> PROVIDED ENTRIES
◆ ◆ ◆
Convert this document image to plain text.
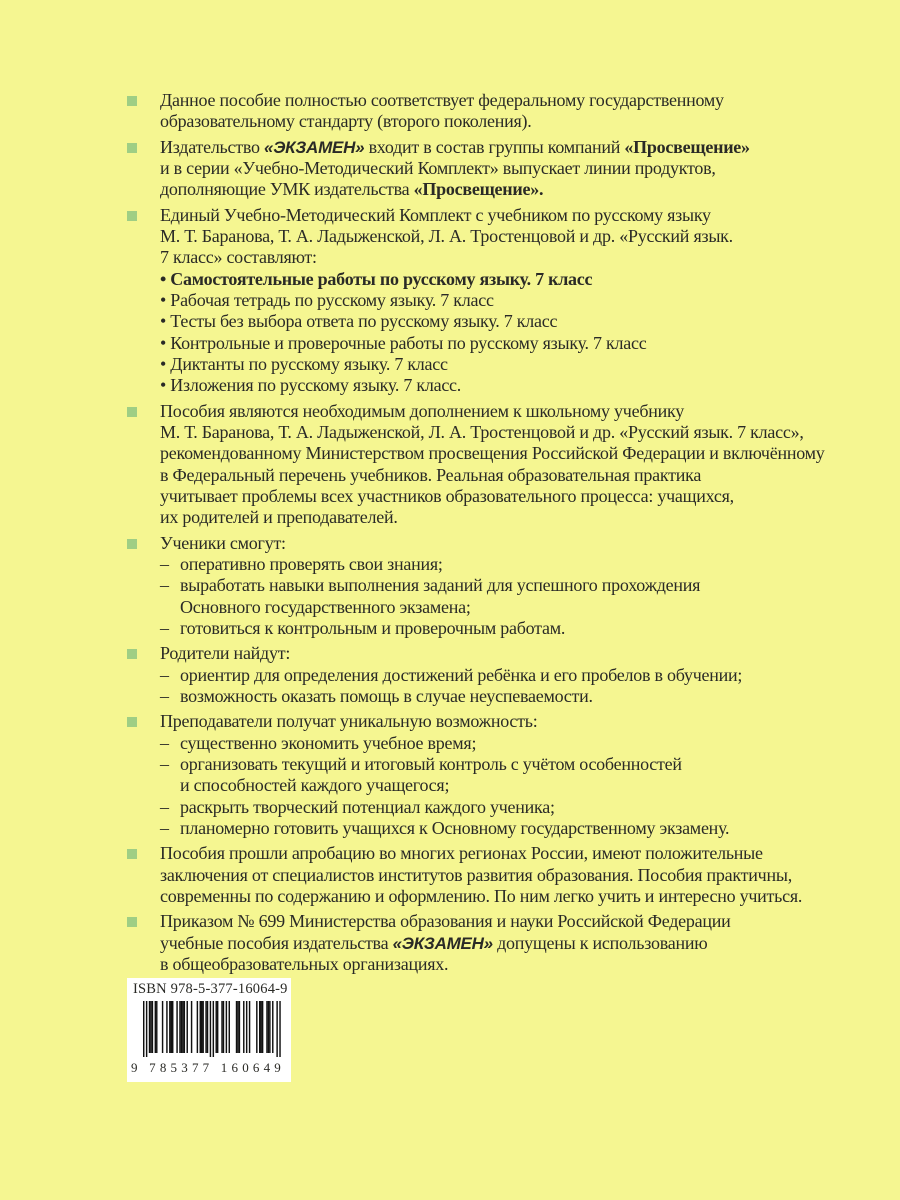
Данное пособие полностью соответствует федеральному государственному
образовательному стандарту (второго поколения).
Издательство «ЭКЗАМЕН» входит в состав группы компаний «Просвещение»
и в серии «Учебно-Методический Комплект» выпускает линии продуктов,
дополняющие УМК издательства «Просвещение».
Единый Учебно-Методический Комплект с учебником по русскому языку
М. Т. Баранова, Т. А. Ладыженской, Л. А. Тростенцовой и др. «Русский язык.
7 класс» составляют:
• Самостоятельные работы по русскому языку. 7 класс
• Рабочая тетрадь по русскому языку. 7 класс
• Тесты без выбора ответа по русскому языку. 7 класс
• Контрольные и проверочные работы по русскому языку. 7 класс
• Диктанты по русскому языку. 7 класс
• Изложения по русскому языку. 7 класс.
Пособия являются необходимым дополнением к школьному учебнику
М. Т. Баранова, Т. А. Ладыженской, Л. А. Тростенцовой и др. «Русский язык. 7 класс»,
рекомендованному Министерством просвещения Российской Федерации и включённому
в Федеральный перечень учебников. Реальная образовательная практика
учитывает проблемы всех участников образовательного процесса: учащихся,
их родителей и преподавателей.
Ученики смогут:
– оперативно проверять свои знания;
– выработать навыки выполнения заданий для успешного прохождения
Основного государственного экзамена;
– готовиться к контрольным и проверочным работам.
Родители найдут:
– ориентир для определения достижений ребёнка и его пробелов в обучении;
– возможность оказать помощь в случае неуспеваемости.
Преподаватели получат уникальную возможность:
– существенно экономить учебное время;
– организовать текущий и итоговый контроль с учётом особенностей
и способностей каждого учащегося;
– раскрыть творческий потенциал каждого ученика;
– планомерно готовить учащихся к Основному государственному экзамену.
Пособия прошли апробацию во многих регионах России, имеют положительные
заключения от специалистов институтов развития образования. Пособия практичны,
современны по содержанию и оформлению. По ним легко учить и интересно учиться.
Приказом № 699 Министерства образования и науки Российской Федерации
учебные пособия издательства «ЭКЗАМЕН» допущены к использованию
в общеобразовательных организациях.
ISBN 978-5-377-16064-9
9 785377 160649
◆ ◆ ◆
> PROBLEM
Among the entries above, identify all lines with "государственному" and copy them.

> EXERCISE SOLUTION
Данное пособие полностью соответствует федеральному государственному
– планомерно готовить учащихся к Основному государственному экзамену.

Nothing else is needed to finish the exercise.